= Dataset =
★ ★ ★ ★ ★
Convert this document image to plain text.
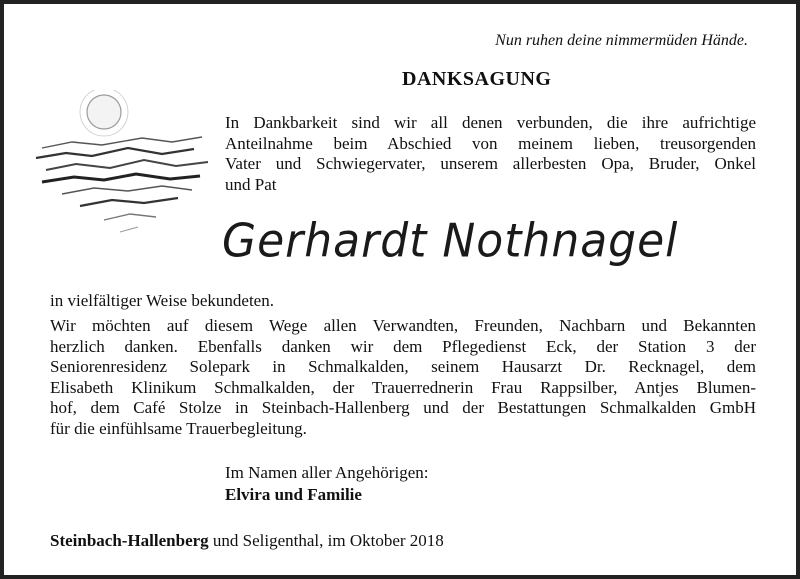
Nun ruhen deine nimmermüden Hände.
DANKSAGUNG
In Dankbarkeit sind wir all denen verbunden, die ihre aufrichtige
Anteilnahme beim Abschied von meinem lieben, treusorgenden
Vater und Schwiegervater, unserem allerbesten Opa, Bruder, Onkel
und Pat
Gerhardt Nothnagel
in vielfältiger Weise bekundeten.
Wir möchten auf diesem Wege allen Verwandten, Freunden, Nachbarn und Bekannten
herzlich danken. Ebenfalls danken wir dem Pflegedienst Eck, der Station 3 der
Seniorenresidenz Solepark in Schmalkalden, seinem Hausarzt Dr. Recknagel, dem
Elisabeth Klinikum Schmalkalden, der Trauerrednerin Frau Rappsilber, Antjes Blumen-
hof, dem Café Stolze in Steinbach-Hallenberg und der Bestattungen Schmalkalden GmbH
für die einfühlsame Trauerbegleitung.
Im Namen aller Angehörigen:
Elvira und Familie
Steinbach-Hallenberg und Seligenthal, im Oktober 2018
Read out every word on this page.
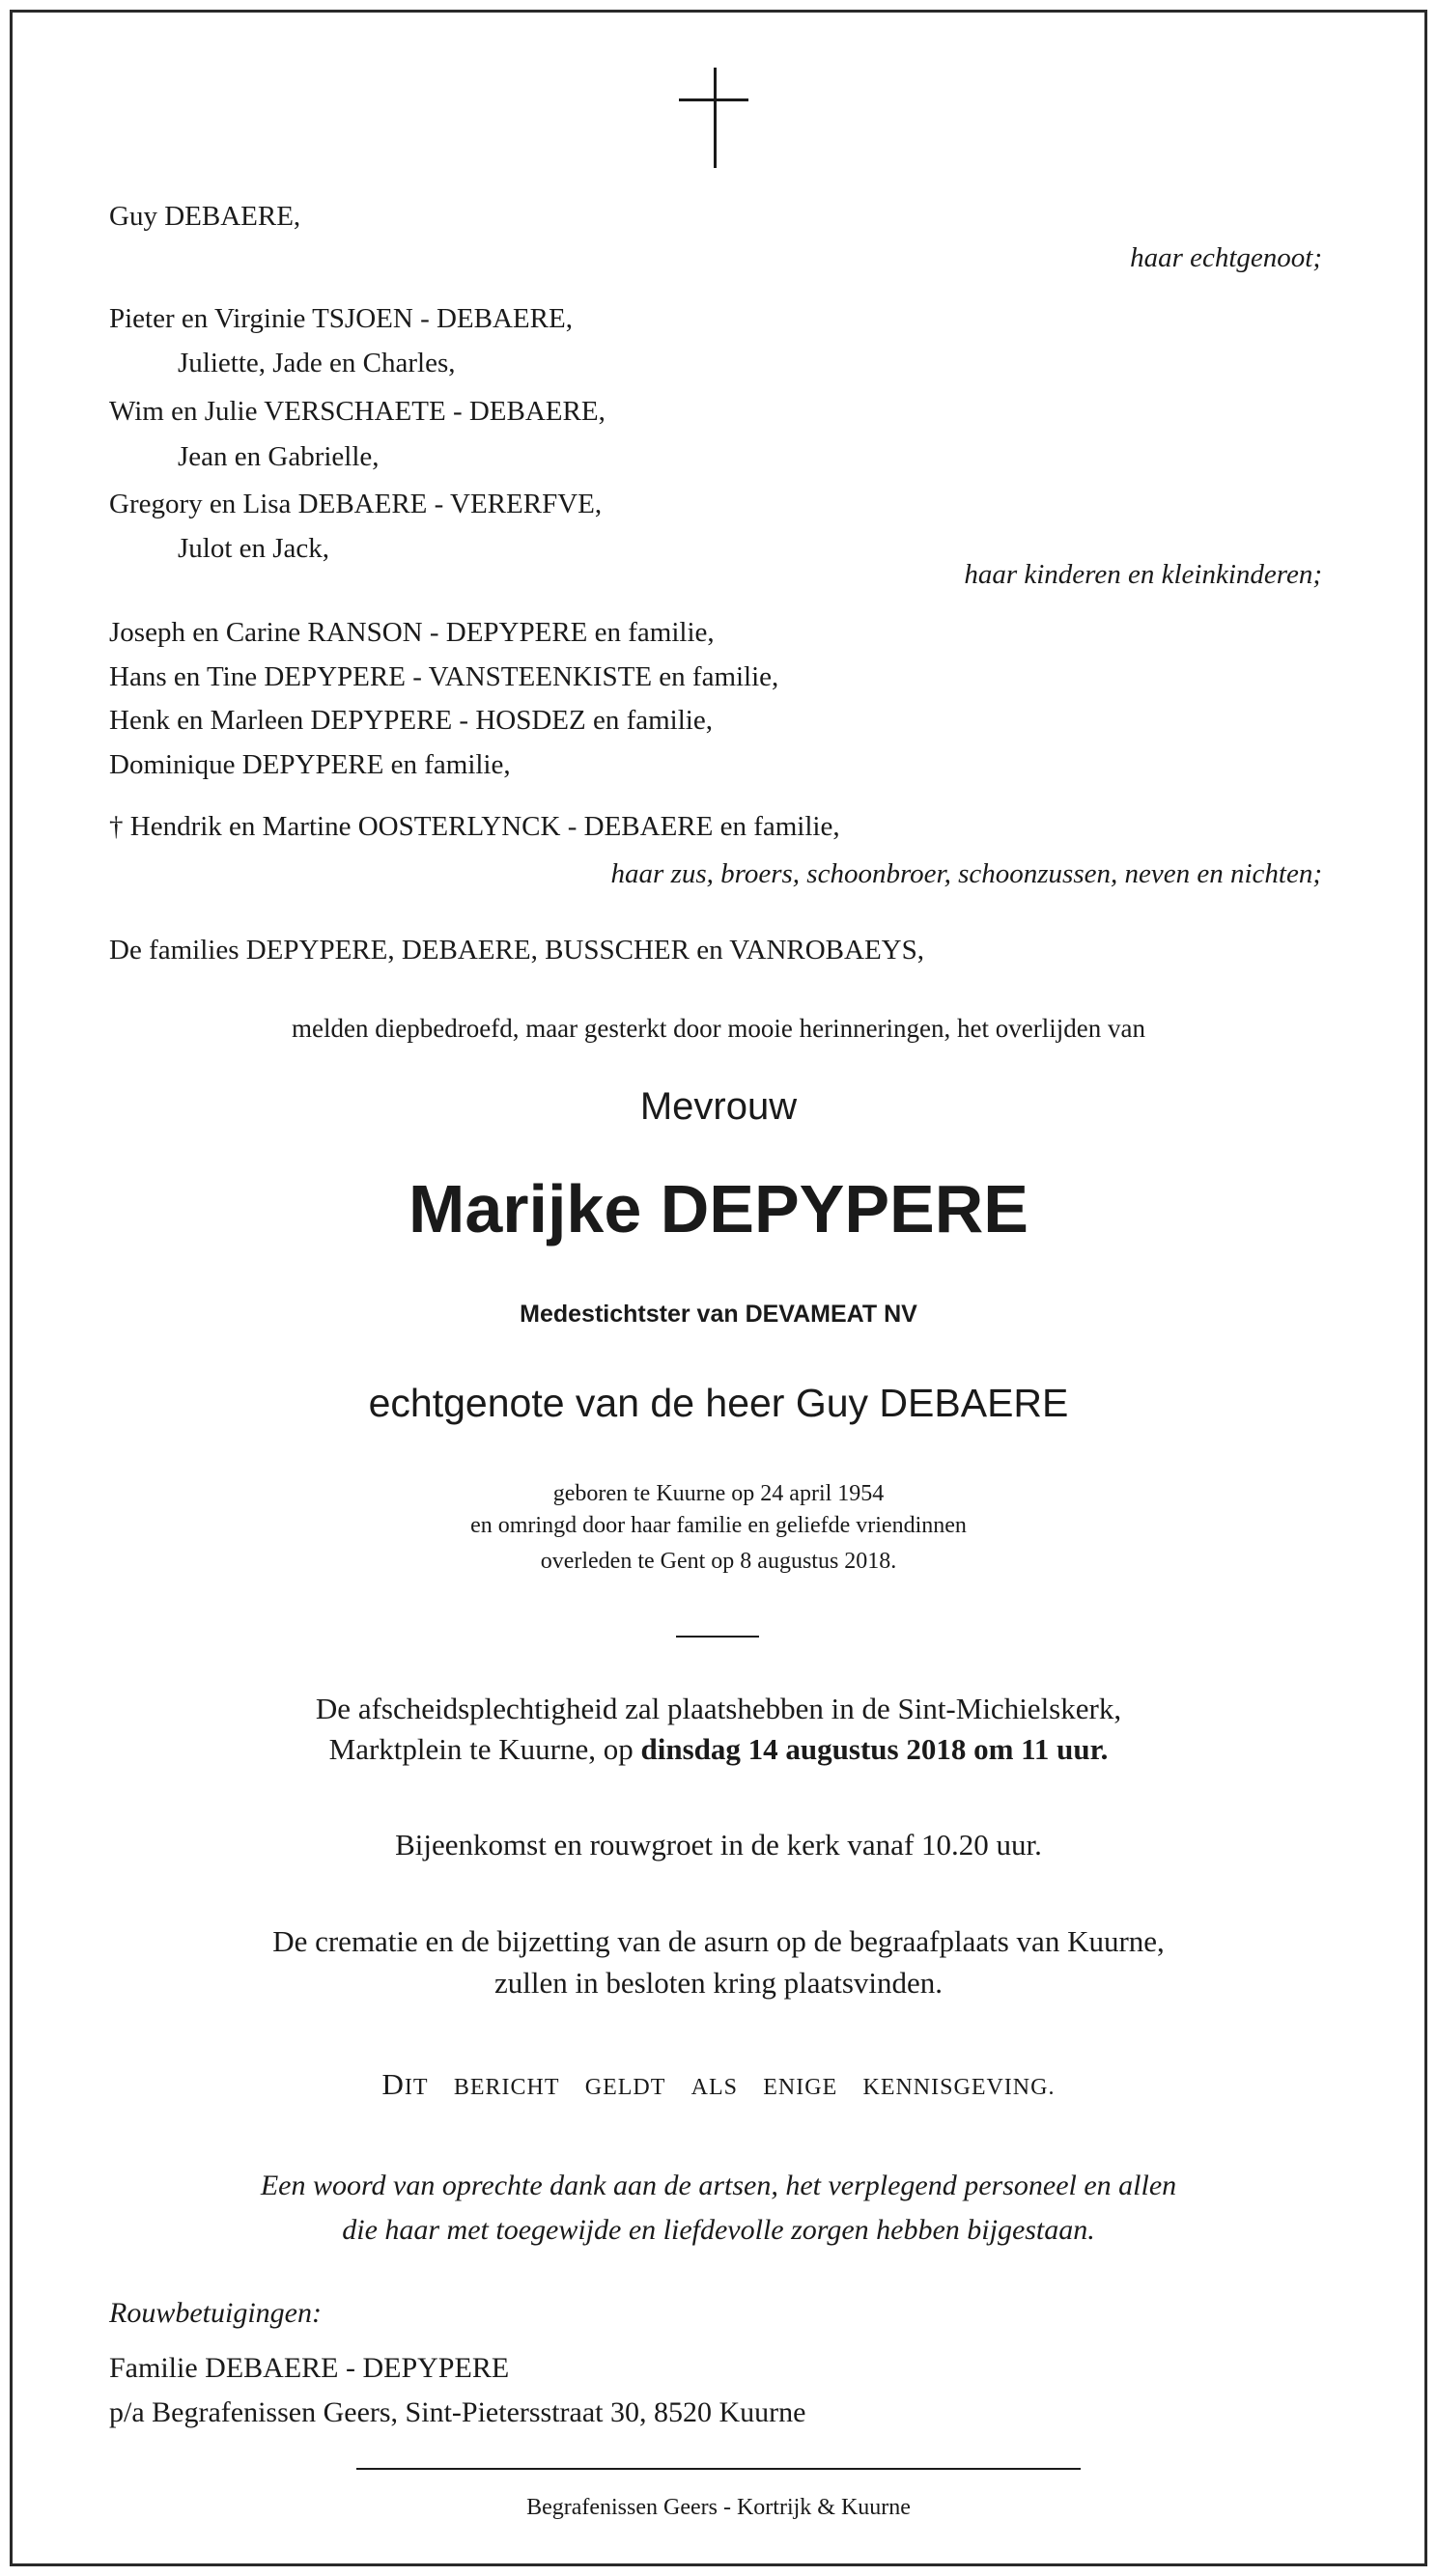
Guy DEBAERE,
haar echtgenoot;
Pieter en Virginie TSJOEN - DEBAERE,
Juliette, Jade en Charles,
Wim en Julie VERSCHAETE - DEBAERE,
Jean en Gabrielle,
Gregory en Lisa DEBAERE - VERERFVE,
Julot en Jack,
haar kinderen en kleinkinderen;
Joseph en Carine RANSON - DEPYPERE en familie,
Hans en Tine DEPYPERE - VANSTEENKISTE en familie,
Henk en Marleen DEPYPERE - HOSDEZ en familie,
Dominique DEPYPERE en familie,
† Hendrik en Martine OOSTERLYNCK - DEBAERE en familie,
haar zus, broers, schoonbroer, schoonzussen, neven en nichten;
De families DEPYPERE, DEBAERE, BUSSCHER en VANROBAEYS,
melden diepbedroefd, maar gesterkt door mooie herinneringen, het overlijden van
Mevrouw
Marijke DEPYPERE
Medestichtster van DEVAMEAT NV
echtgenote van de heer Guy DEBAERE
geboren te Kuurne op 24 april 1954
en omringd door haar familie en geliefde vriendinnen
overleden te Gent op 8 augustus 2018.
De afscheidsplechtigheid zal plaatshebben in de Sint-Michielskerk,
Marktplein te Kuurne, op dinsdag 14 augustus 2018 om 11 uur.
Bijeenkomst en rouwgroet in de kerk vanaf 10.20 uur.
De crematie en de bijzetting van de asurn op de begraafplaats van Kuurne,
zullen in besloten kring plaatsvinden.
DIT BERICHT GELDT ALS ENIGE KENNISGEVING.
Een woord van oprechte dank aan de artsen, het verplegend personeel en allen
die haar met toegewijde en liefdevolle zorgen hebben bijgestaan.
Rouwbetuigingen:
Familie DEBAERE - DEPYPERE
p/a Begrafenissen Geers, Sint-Pietersstraat 30, 8520 Kuurne
Begrafenissen Geers - Kortrijk & Kuurne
★ ★ ★ ★ ★
= What you have to do =
Copy out all the data exactly; skip the pictures.

= Solution for this problem =
Convert this document image to plain text.
Nun ruhen deine nimmermüden Hände.
DANKSAGUNG
In Dankbarkeit sind wir all denen verbunden, die ihre aufrichtige
Anteilnahme beim Abschied von meinem lieben, treusorgenden
Vater und Schwiegervater, unserem allerbesten Opa, Bruder, Onkel
und Pat
Gerhardt Nothnagel
in vielfältiger Weise bekundeten.
Wir möchten auf diesem Wege allen Verwandten, Freunden, Nachbarn und Bekannten
herzlich danken. Ebenfalls danken wir dem Pflegedienst Eck, der Station 3 der
Seniorenresidenz Solepark in Schmalkalden, seinem Hausarzt Dr. Recknagel, dem
Elisabeth Klinikum Schmalkalden, der Trauerrednerin Frau Rappsilber, Antjes Blumen-
hof, dem Café Stolze in Steinbach-Hallenberg und der Bestattungen Schmalkalden GmbH
für die einfühlsame Trauerbegleitung.
Im Namen aller Angehörigen:
Elvira und Familie
Steinbach-Hallenberg und Seligenthal, im Oktober 2018
Read out every word on this page.
Guy DEBAERE,
haar echtgenoot;
Pieter en Virginie TSJOEN - DEBAERE,
Juliette, Jade en Charles,
Wim en Julie VERSCHAETE - DEBAERE,
Jean en Gabrielle,
Gregory en Lisa DEBAERE - VERERFVE,
Julot en Jack,
haar kinderen en kleinkinderen;
Joseph en Carine RANSON - DEPYPERE en familie,
Hans en Tine DEPYPERE - VANSTEENKISTE en familie,
Henk en Marleen DEPYPERE - HOSDEZ en familie,
Dominique DEPYPERE en familie,
† Hendrik en Martine OOSTERLYNCK - DEBAERE en familie,
haar zus, broers, schoonbroer, schoonzussen, neven en nichten;
De families DEPYPERE, DEBAERE, BUSSCHER en VANROBAEYS,
melden diepbedroefd, maar gesterkt door mooie herinneringen, het overlijden van
Mevrouw
Marijke DEPYPERE
Medestichtster van DEVAMEAT NV
echtgenote van de heer Guy DEBAERE
geboren te Kuurne op 24 april 1954
en omringd door haar familie en geliefde vriendinnen
overleden te Gent op 8 augustus 2018.
De afscheidsplechtigheid zal plaatshebben in de Sint-Michielskerk,
Marktplein te Kuurne, op dinsdag 14 augustus 2018 om 11 uur.
Bijeenkomst en rouwgroet in de kerk vanaf 10.20 uur.
De crematie en de bijzetting van de asurn op de begraafplaats van Kuurne,
zullen in besloten kring plaatsvinden.
DIT BERICHT GELDT ALS ENIGE KENNISGEVING.
Een woord van oprechte dank aan de artsen, het verplegend personeel en allen
die haar met toegewijde en liefdevolle zorgen hebben bijgestaan.
Rouwbetuigingen:
Familie DEBAERE - DEPYPERE
p/a Begrafenissen Geers, Sint-Pietersstraat 30, 8520 Kuurne
Begrafenissen Geers - Kortrijk & Kuurne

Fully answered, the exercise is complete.